In the entries that follow, how many lines contain the word "Violence"? Answer with the number only.

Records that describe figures
-- START --

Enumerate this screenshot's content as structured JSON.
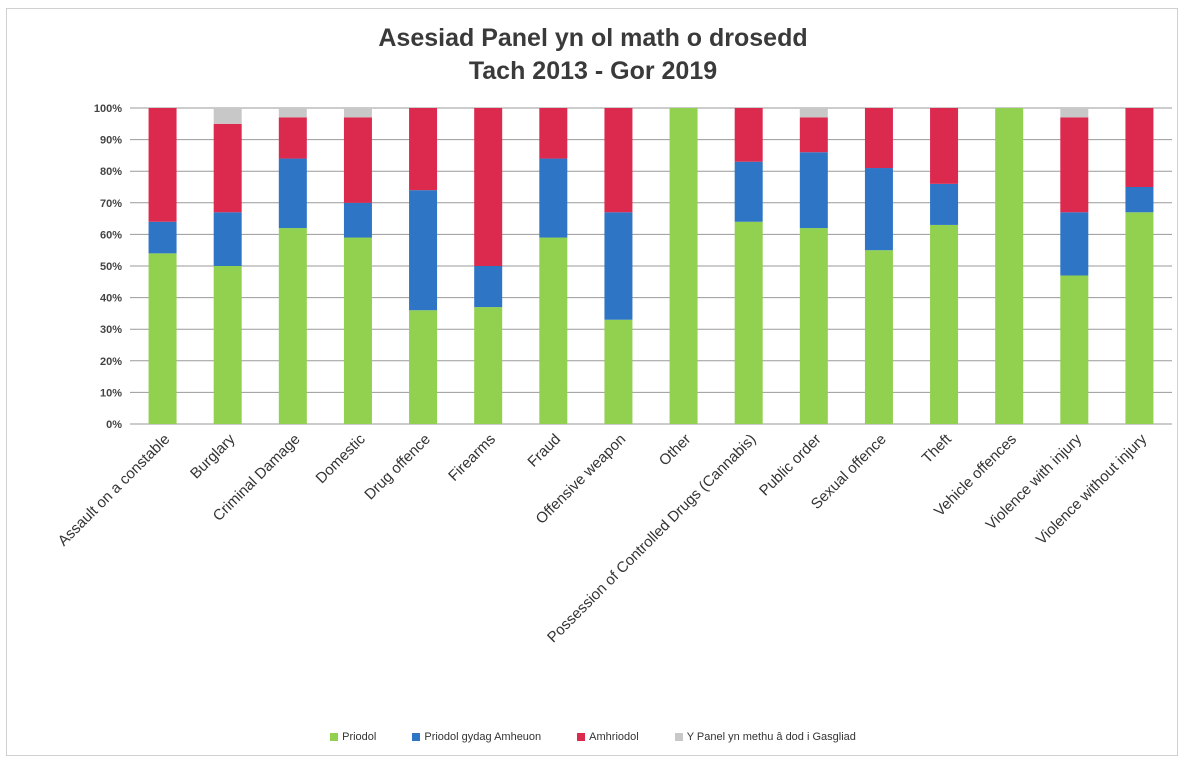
{
  "chart_data": {
    "type": "bar",
    "stacked": true,
    "title_line1": "Asesiad Panel yn ol math o drosedd",
    "title_line2": "Tach 2013 - Gor 2019",
    "categories": [
      "Assault on a constable",
      "Burglary",
      "Criminal Damage",
      "Domestic",
      "Drug offence",
      "Firearms",
      "Fraud",
      "Offensive weapon",
      "Other",
      "Possession of Controlled Drugs (Cannabis)",
      "Public order",
      "Sexual offence",
      "Theft",
      "Vehicle offences",
      "Violence with injury",
      "Violence without injury"
    ],
    "y_ticks": [
      "0%",
      "10%",
      "20%",
      "30%",
      "40%",
      "50%",
      "60%",
      "70%",
      "80%",
      "90%",
      "100%"
    ],
    "ylim": [
      0,
      100
    ],
    "grid": "horizontal",
    "legend_position": "bottom",
    "series": [
      {
        "name": "Priodol",
        "color": "#92d050",
        "values": [
          54,
          50,
          62,
          59,
          36,
          37,
          59,
          33,
          100,
          64,
          62,
          55,
          63,
          100,
          47,
          67
        ]
      },
      {
        "name": "Priodol gydag Amheuon",
        "color": "#2e75c6",
        "values": [
          10,
          17,
          22,
          11,
          38,
          13,
          25,
          34,
          0,
          19,
          24,
          26,
          13,
          0,
          20,
          8
        ]
      },
      {
        "name": "Amhriodol",
        "color": "#dc2a4f",
        "values": [
          36,
          28,
          13,
          27,
          26,
          50,
          16,
          33,
          0,
          17,
          11,
          19,
          24,
          0,
          30,
          25
        ]
      },
      {
        "name": "Y Panel yn methu â dod i Gasgliad",
        "color": "#c8c8c8",
        "values": [
          0,
          5,
          3,
          3,
          0,
          0,
          0,
          0,
          0,
          0,
          3,
          0,
          0,
          0,
          3,
          0
        ]
      }
    ]
  }
}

-- END --

Result below → 2